▶ **TASK PROMPT**:
The records below are made of lines; count those holding the word "this" and give the number only.

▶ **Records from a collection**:

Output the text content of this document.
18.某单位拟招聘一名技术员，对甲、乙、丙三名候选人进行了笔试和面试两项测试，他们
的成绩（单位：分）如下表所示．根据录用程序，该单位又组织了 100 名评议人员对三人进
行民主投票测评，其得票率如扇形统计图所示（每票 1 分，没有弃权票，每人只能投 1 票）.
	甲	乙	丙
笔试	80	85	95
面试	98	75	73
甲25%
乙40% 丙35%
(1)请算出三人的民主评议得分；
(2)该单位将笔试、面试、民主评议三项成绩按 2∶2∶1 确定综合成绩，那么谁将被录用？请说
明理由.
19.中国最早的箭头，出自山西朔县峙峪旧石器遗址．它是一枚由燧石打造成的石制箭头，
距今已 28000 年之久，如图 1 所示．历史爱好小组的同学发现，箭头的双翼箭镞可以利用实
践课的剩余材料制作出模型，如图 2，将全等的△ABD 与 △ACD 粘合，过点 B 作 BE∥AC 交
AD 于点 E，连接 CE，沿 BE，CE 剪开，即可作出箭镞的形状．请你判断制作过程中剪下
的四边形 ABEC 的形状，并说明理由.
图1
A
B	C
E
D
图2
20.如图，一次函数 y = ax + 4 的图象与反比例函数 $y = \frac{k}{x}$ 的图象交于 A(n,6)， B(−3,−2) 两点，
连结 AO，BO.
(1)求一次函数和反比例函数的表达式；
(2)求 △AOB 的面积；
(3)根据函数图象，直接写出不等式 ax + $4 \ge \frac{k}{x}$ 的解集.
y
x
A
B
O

==

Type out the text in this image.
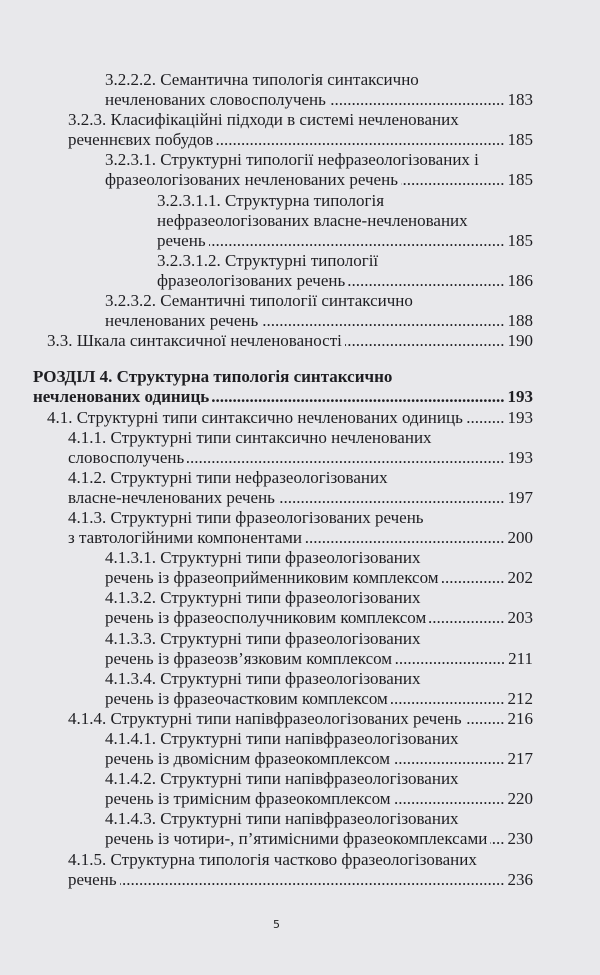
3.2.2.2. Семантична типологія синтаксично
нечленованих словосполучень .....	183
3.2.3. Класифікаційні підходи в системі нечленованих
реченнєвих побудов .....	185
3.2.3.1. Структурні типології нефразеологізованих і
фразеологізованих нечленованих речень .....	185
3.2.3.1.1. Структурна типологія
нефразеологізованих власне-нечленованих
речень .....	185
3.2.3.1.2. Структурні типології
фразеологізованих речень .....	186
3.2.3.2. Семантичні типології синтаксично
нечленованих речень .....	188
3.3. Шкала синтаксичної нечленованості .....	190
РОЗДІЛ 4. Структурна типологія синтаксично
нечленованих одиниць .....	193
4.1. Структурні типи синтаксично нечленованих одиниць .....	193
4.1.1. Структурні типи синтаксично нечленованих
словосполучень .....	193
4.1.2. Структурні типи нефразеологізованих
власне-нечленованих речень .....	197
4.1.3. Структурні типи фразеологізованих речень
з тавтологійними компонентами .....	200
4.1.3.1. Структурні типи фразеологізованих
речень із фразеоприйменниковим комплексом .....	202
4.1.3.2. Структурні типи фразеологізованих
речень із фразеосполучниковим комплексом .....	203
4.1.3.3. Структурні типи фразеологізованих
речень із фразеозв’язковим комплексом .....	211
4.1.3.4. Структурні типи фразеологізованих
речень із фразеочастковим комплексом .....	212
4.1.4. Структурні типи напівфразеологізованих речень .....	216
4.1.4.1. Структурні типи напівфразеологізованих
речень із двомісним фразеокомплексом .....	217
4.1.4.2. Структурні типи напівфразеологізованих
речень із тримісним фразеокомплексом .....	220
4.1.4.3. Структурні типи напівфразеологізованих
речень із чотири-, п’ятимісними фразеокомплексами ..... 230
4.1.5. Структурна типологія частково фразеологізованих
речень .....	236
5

▶ **THE REPLY**:
2